***** SOURCE MATERIAL *****
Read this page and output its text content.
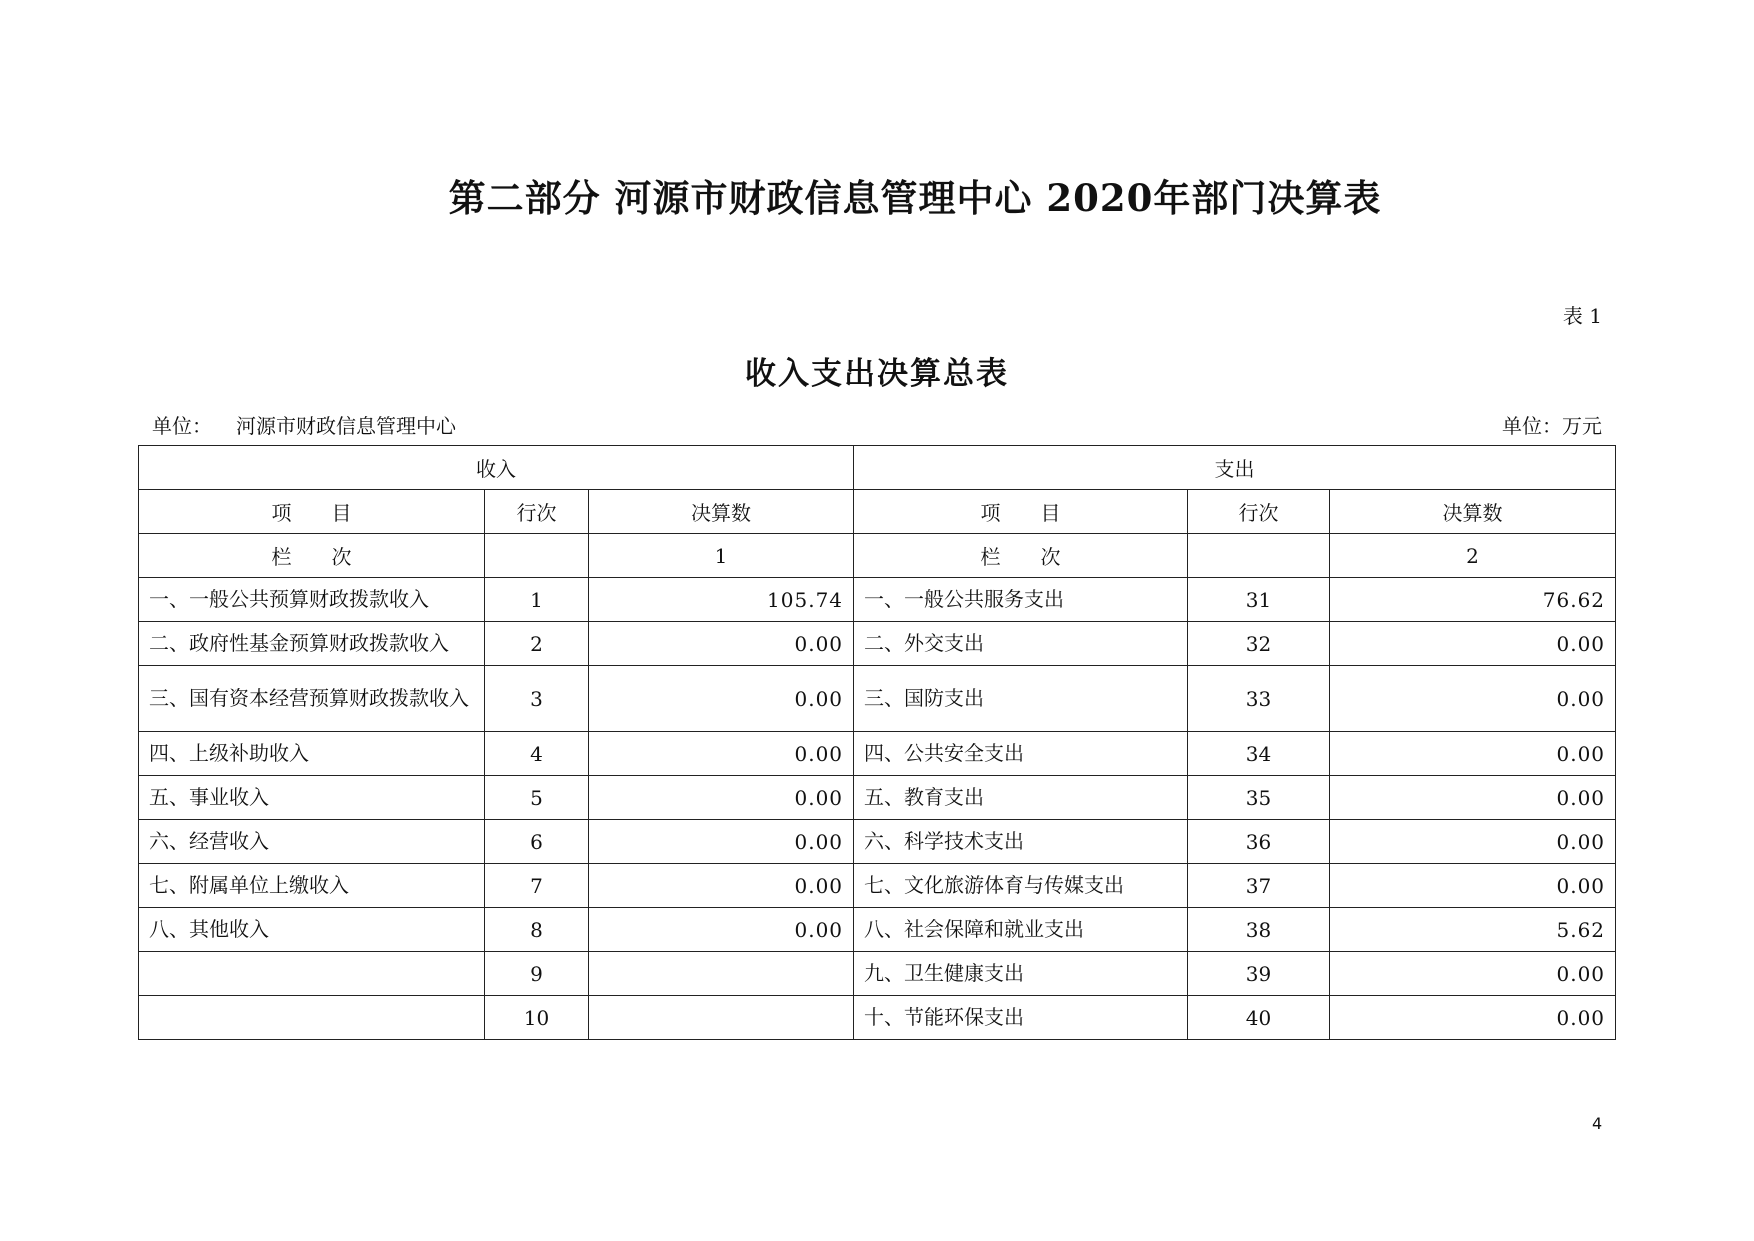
第二部分 河源市财政信息管理中心 2020年部门决算表
表 1
收入支出决算总表
单位： 河源市财政信息管理中心	单位：万元
收入			支出		
项　　目	行次	决算数	项　　目	行次	决算数
栏　　次		1	栏　　次		2
一、一般公共预算财政拨款收入	1	105.74	一、一般公共服务支出	31	76.62
二、政府性基金预算财政拨款收入	2	0.00	二、外交支出	32	0.00
三、国有资本经营预算财政拨款收入	3	0.00	三、国防支出	33	0.00
四、上级补助收入	4	0.00	四、公共安全支出	34	0.00
五、事业收入	5	0.00	五、教育支出	35	0.00
六、经营收入	6	0.00	六、科学技术支出	36	0.00
七、附属单位上缴收入	7	0.00	七、文化旅游体育与传媒支出	37	0.00
八、其他收入	8	0.00	八、社会保障和就业支出	38	5.62
	9		九、卫生健康支出	39	0.00
	10		十、节能环保支出	40	0.00
4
*****
:: WORK REQUIRED ::
Every record must be copied exactly, with the pictures left out.

:: SOLUTION FOR THIS EXERCISE ::
Read this page and output its text content.
第二部分 河源市财政信息管理中心 2020年部门决算表
表 1
收入支出决算总表
单位： 河源市财政信息管理中心	单位：万元
收入			支出		
项　　目	行次	决算数	项　　目	行次	决算数
栏　　次		1	栏　　次		2
一、一般公共预算财政拨款收入	1	105.74	一、一般公共服务支出	31	76.62
二、政府性基金预算财政拨款收入	2	0.00	二、外交支出	32	0.00
三、国有资本经营预算财政拨款收入	3	0.00	三、国防支出	33	0.00
四、上级补助收入	4	0.00	四、公共安全支出	34	0.00
五、事业收入	5	0.00	五、教育支出	35	0.00
六、经营收入	6	0.00	六、科学技术支出	36	0.00
七、附属单位上缴收入	7	0.00	七、文化旅游体育与传媒支出	37	0.00
八、其他收入	8	0.00	八、社会保障和就业支出	38	5.62
	9		九、卫生健康支出	39	0.00
	10		十、节能环保支出	40	0.00
4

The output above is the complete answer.